-- begin ROWS --
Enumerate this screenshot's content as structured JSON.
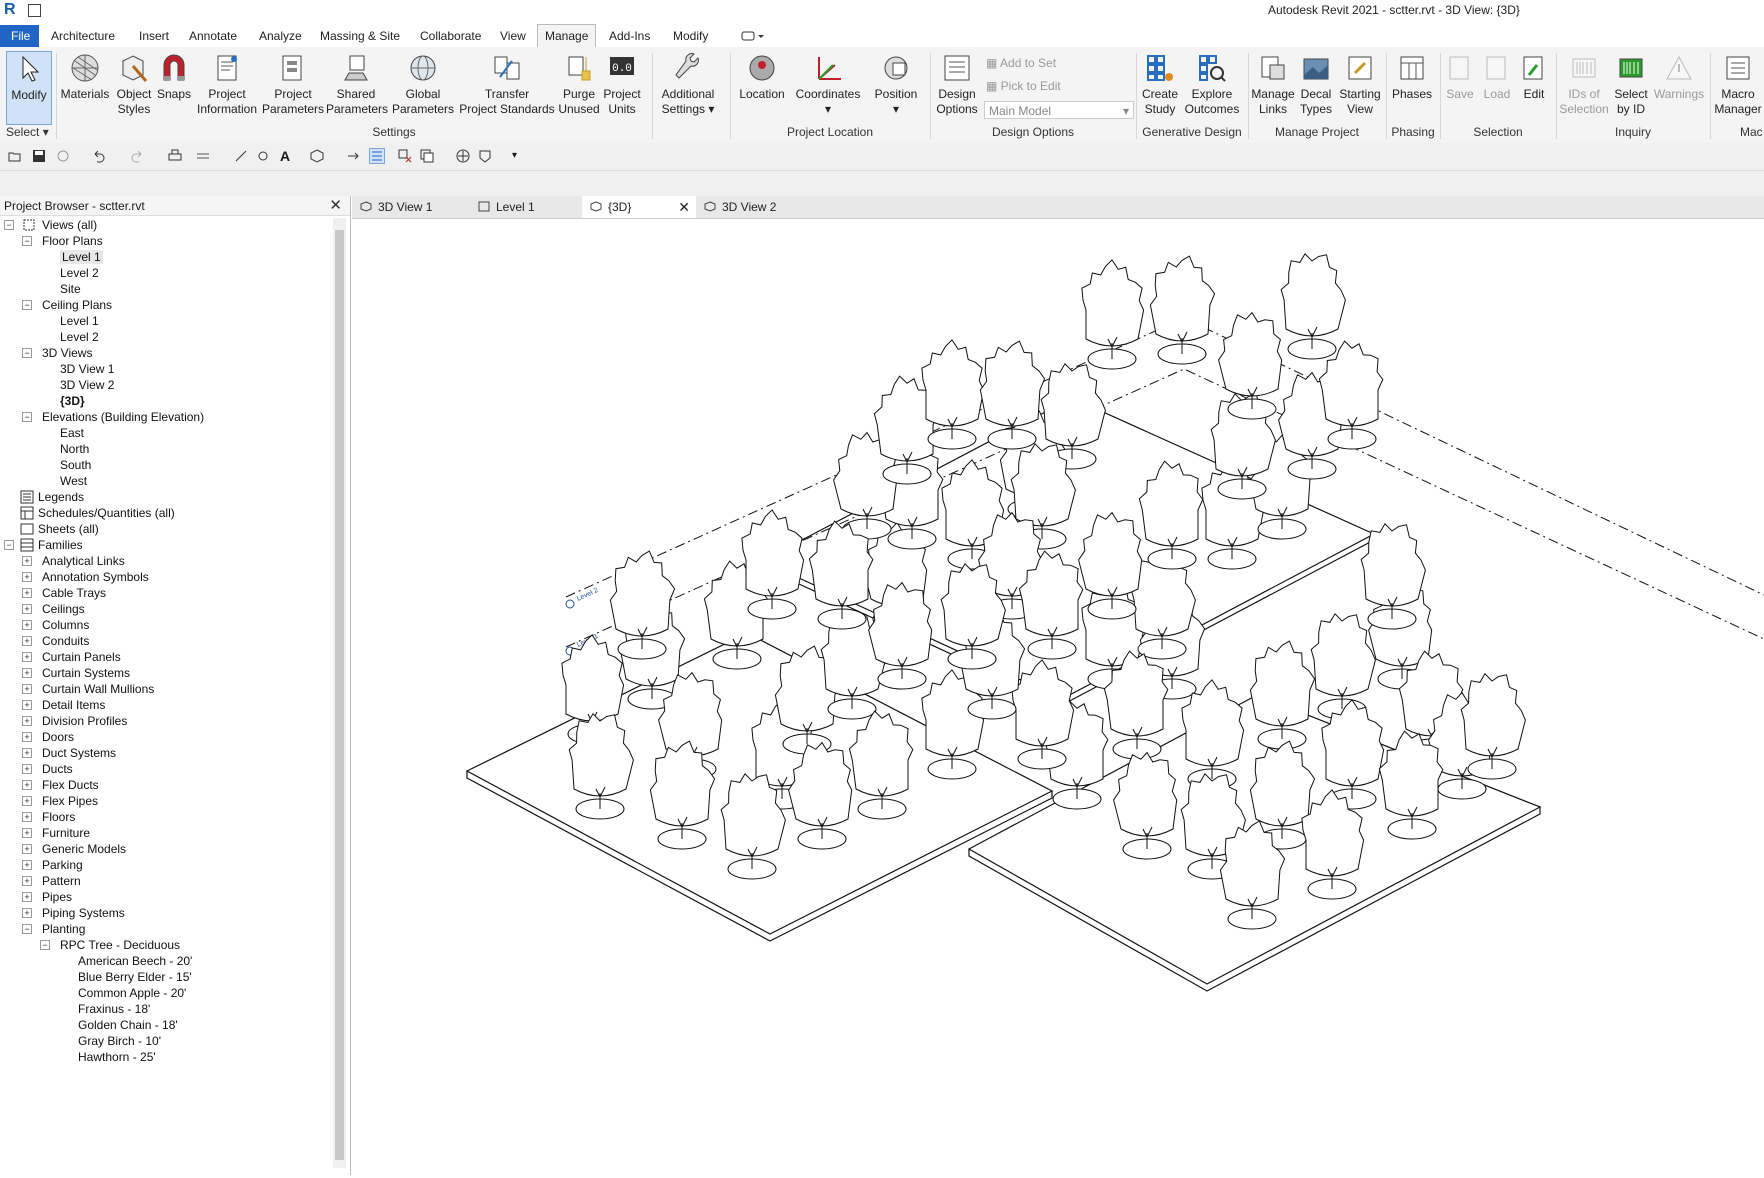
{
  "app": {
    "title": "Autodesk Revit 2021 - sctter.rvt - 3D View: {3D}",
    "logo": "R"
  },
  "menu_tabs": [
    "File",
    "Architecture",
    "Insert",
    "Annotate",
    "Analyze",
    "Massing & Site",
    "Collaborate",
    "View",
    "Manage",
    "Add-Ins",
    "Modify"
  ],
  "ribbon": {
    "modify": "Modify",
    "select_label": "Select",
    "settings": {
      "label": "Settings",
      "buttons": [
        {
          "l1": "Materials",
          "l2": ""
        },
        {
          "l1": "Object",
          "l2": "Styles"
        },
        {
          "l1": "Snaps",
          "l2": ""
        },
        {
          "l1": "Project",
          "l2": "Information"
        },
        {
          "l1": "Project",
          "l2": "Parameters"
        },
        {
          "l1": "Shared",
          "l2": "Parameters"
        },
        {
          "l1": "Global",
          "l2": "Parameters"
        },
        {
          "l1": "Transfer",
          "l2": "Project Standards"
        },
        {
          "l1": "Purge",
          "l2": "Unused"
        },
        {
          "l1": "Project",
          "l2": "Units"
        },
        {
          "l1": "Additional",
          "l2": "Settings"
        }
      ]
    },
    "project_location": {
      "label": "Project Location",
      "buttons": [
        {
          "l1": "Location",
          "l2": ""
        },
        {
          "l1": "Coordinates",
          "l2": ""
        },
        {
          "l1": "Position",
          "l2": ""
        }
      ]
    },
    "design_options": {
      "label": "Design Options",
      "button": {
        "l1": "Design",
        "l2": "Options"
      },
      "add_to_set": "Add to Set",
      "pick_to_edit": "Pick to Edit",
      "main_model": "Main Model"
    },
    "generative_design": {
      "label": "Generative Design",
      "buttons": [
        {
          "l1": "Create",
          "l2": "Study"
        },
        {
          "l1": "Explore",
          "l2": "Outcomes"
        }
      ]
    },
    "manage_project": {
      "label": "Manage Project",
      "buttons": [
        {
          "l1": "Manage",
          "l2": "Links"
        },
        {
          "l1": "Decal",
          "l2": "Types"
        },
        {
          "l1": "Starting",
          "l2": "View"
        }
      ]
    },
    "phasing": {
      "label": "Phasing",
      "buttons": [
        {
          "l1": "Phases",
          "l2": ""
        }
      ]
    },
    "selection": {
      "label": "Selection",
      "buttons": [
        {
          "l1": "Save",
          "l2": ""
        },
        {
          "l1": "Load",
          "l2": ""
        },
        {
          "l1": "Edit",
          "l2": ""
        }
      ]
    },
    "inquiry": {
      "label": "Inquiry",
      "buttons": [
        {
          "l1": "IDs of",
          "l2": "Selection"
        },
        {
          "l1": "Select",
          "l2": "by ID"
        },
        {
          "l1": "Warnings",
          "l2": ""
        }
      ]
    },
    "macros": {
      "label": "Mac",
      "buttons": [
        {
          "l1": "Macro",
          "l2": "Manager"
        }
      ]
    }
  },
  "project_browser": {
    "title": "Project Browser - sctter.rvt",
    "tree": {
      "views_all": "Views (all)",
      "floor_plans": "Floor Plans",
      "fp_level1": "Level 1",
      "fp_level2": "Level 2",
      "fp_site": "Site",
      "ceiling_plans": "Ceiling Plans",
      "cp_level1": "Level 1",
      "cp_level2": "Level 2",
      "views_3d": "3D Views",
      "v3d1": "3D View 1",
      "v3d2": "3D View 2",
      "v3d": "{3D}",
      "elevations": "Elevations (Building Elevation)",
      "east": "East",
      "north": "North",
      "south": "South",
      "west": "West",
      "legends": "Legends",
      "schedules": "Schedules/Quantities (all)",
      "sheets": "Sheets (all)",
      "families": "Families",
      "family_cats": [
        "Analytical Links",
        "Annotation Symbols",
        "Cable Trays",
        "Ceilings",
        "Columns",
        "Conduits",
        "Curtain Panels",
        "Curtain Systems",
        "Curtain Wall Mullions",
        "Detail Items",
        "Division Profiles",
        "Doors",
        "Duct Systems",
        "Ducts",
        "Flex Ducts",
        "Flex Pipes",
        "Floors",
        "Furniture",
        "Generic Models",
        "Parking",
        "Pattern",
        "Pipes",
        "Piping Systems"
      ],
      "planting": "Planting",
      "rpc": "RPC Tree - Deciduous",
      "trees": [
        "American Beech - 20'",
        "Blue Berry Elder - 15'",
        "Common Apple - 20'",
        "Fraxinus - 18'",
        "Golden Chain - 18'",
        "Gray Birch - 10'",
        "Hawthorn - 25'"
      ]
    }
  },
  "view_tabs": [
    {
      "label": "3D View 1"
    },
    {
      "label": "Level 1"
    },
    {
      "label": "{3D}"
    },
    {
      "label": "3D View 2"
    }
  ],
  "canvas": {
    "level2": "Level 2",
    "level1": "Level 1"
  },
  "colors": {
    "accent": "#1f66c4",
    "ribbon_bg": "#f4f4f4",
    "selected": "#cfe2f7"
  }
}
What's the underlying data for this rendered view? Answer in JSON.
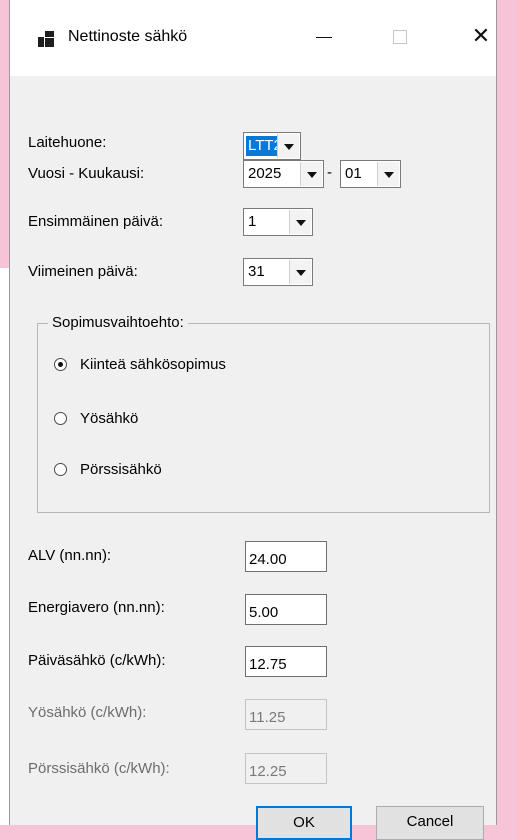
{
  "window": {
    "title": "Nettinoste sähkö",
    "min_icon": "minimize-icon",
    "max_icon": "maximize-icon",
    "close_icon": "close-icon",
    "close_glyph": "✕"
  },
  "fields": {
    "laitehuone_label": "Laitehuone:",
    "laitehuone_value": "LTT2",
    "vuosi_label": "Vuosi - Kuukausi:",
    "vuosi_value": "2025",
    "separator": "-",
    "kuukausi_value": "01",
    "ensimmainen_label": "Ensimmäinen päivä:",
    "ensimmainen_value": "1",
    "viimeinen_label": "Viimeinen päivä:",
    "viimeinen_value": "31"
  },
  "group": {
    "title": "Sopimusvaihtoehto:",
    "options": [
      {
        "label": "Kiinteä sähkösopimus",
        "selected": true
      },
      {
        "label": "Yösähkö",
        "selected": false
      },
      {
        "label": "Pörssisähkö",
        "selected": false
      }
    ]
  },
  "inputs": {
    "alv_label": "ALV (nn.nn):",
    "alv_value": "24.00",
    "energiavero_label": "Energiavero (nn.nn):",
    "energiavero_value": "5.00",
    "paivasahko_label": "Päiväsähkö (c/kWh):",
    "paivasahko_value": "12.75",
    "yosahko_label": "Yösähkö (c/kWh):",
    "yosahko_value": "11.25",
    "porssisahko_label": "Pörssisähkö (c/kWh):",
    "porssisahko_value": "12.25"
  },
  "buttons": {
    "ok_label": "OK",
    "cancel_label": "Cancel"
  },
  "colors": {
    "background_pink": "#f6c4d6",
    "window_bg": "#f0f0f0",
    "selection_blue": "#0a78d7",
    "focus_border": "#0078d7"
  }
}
-- end ROWS --
**INSTRUCTIONS FOR THE TASK:** Repeat each entry exactly. Pictures do not belong in the copy.

**ANSWER FOR THE TASK:**
Enumerate this screenshot's content as structured JSON.
{
  "app": {
    "title": "Autodesk Revit 2021 - sctter.rvt - 3D View: {3D}",
    "logo": "R"
  },
  "menu_tabs": [
    "File",
    "Architecture",
    "Insert",
    "Annotate",
    "Analyze",
    "Massing & Site",
    "Collaborate",
    "View",
    "Manage",
    "Add-Ins",
    "Modify"
  ],
  "ribbon": {
    "modify": "Modify",
    "select_label": "Select",
    "settings": {
      "label": "Settings",
      "buttons": [
        {
          "l1": "Materials",
          "l2": ""
        },
        {
          "l1": "Object",
          "l2": "Styles"
        },
        {
          "l1": "Snaps",
          "l2": ""
        },
        {
          "l1": "Project",
          "l2": "Information"
        },
        {
          "l1": "Project",
          "l2": "Parameters"
        },
        {
          "l1": "Shared",
          "l2": "Parameters"
        },
        {
          "l1": "Global",
          "l2": "Parameters"
        },
        {
          "l1": "Transfer",
          "l2": "Project Standards"
        },
        {
          "l1": "Purge",
          "l2": "Unused"
        },
        {
          "l1": "Project",
          "l2": "Units"
        },
        {
          "l1": "Additional",
          "l2": "Settings"
        }
      ]
    },
    "project_location": {
      "label": "Project Location",
      "buttons": [
        {
          "l1": "Location",
          "l2": ""
        },
        {
          "l1": "Coordinates",
          "l2": ""
        },
        {
          "l1": "Position",
          "l2": ""
        }
      ]
    },
    "design_options": {
      "label": "Design Options",
      "button": {
        "l1": "Design",
        "l2": "Options"
      },
      "add_to_set": "Add to Set",
      "pick_to_edit": "Pick to Edit",
      "main_model": "Main Model"
    },
    "generative_design": {
      "label": "Generative Design",
      "buttons": [
        {
          "l1": "Create",
          "l2": "Study"
        },
        {
          "l1": "Explore",
          "l2": "Outcomes"
        }
      ]
    },
    "manage_project": {
      "label": "Manage Project",
      "buttons": [
        {
          "l1": "Manage",
          "l2": "Links"
        },
        {
          "l1": "Decal",
          "l2": "Types"
        },
        {
          "l1": "Starting",
          "l2": "View"
        }
      ]
    },
    "phasing": {
      "label": "Phasing",
      "buttons": [
        {
          "l1": "Phases",
          "l2": ""
        }
      ]
    },
    "selection": {
      "label": "Selection",
      "buttons": [
        {
          "l1": "Save",
          "l2": ""
        },
        {
          "l1": "Load",
          "l2": ""
        },
        {
          "l1": "Edit",
          "l2": ""
        }
      ]
    },
    "inquiry": {
      "label": "Inquiry",
      "buttons": [
        {
          "l1": "IDs of",
          "l2": "Selection"
        },
        {
          "l1": "Select",
          "l2": "by ID"
        },
        {
          "l1": "Warnings",
          "l2": ""
        }
      ]
    },
    "macros": {
      "label": "Mac",
      "buttons": [
        {
          "l1": "Macro",
          "l2": "Manager"
        }
      ]
    }
  },
  "project_browser": {
    "title": "Project Browser - sctter.rvt",
    "tree": {
      "views_all": "Views (all)",
      "floor_plans": "Floor Plans",
      "fp_level1": "Level 1",
      "fp_level2": "Level 2",
      "fp_site": "Site",
      "ceiling_plans": "Ceiling Plans",
      "cp_level1": "Level 1",
      "cp_level2": "Level 2",
      "views_3d": "3D Views",
      "v3d1": "3D View 1",
      "v3d2": "3D View 2",
      "v3d": "{3D}",
      "elevations": "Elevations (Building Elevation)",
      "east": "East",
      "north": "North",
      "south": "South",
      "west": "West",
      "legends": "Legends",
      "schedules": "Schedules/Quantities (all)",
      "sheets": "Sheets (all)",
      "families": "Families",
      "family_cats": [
        "Analytical Links",
        "Annotation Symbols",
        "Cable Trays",
        "Ceilings",
        "Columns",
        "Conduits",
        "Curtain Panels",
        "Curtain Systems",
        "Curtain Wall Mullions",
        "Detail Items",
        "Division Profiles",
        "Doors",
        "Duct Systems",
        "Ducts",
        "Flex Ducts",
        "Flex Pipes",
        "Floors",
        "Furniture",
        "Generic Models",
        "Parking",
        "Pattern",
        "Pipes",
        "Piping Systems"
      ],
      "planting": "Planting",
      "rpc": "RPC Tree - Deciduous",
      "trees": [
        "American Beech - 20'",
        "Blue Berry Elder - 15'",
        "Common Apple - 20'",
        "Fraxinus - 18'",
        "Golden Chain - 18'",
        "Gray Birch - 10'",
        "Hawthorn - 25'"
      ]
    }
  },
  "view_tabs": [
    {
      "label": "3D View 1"
    },
    {
      "label": "Level 1"
    },
    {
      "label": "{3D}"
    },
    {
      "label": "3D View 2"
    }
  ],
  "canvas": {
    "level2": "Level 2",
    "level1": "Level 1"
  },
  "colors": {
    "accent": "#1f66c4",
    "ribbon_bg": "#f4f4f4",
    "selected": "#cfe2f7"
  }
}
What's the underlying data for this rendered view? Answer in JSON.
{
  "window": {
    "title": "Nettinoste sähkö",
    "min_icon": "minimize-icon",
    "max_icon": "maximize-icon",
    "close_icon": "close-icon",
    "close_glyph": "✕"
  },
  "fields": {
    "laitehuone_label": "Laitehuone:",
    "laitehuone_value": "LTT2",
    "vuosi_label": "Vuosi - Kuukausi:",
    "vuosi_value": "2025",
    "separator": "-",
    "kuukausi_value": "01",
    "ensimmainen_label": "Ensimmäinen päivä:",
    "ensimmainen_value": "1",
    "viimeinen_label": "Viimeinen päivä:",
    "viimeinen_value": "31"
  },
  "group": {
    "title": "Sopimusvaihtoehto:",
    "options": [
      {
        "label": "Kiinteä sähkösopimus",
        "selected": true
      },
      {
        "label": "Yösähkö",
        "selected": false
      },
      {
        "label": "Pörssisähkö",
        "selected": false
      }
    ]
  },
  "inputs": {
    "alv_label": "ALV (nn.nn):",
    "alv_value": "24.00",
    "energiavero_label": "Energiavero (nn.nn):",
    "energiavero_value": "5.00",
    "paivasahko_label": "Päiväsähkö (c/kWh):",
    "paivasahko_value": "12.75",
    "yosahko_label": "Yösähkö (c/kWh):",
    "yosahko_value": "11.25",
    "porssisahko_label": "Pörssisähkö (c/kWh):",
    "porssisahko_value": "12.25"
  },
  "buttons": {
    "ok_label": "OK",
    "cancel_label": "Cancel"
  },
  "colors": {
    "background_pink": "#f6c4d6",
    "window_bg": "#f0f0f0",
    "selection_blue": "#0a78d7",
    "focus_border": "#0078d7"
  }
}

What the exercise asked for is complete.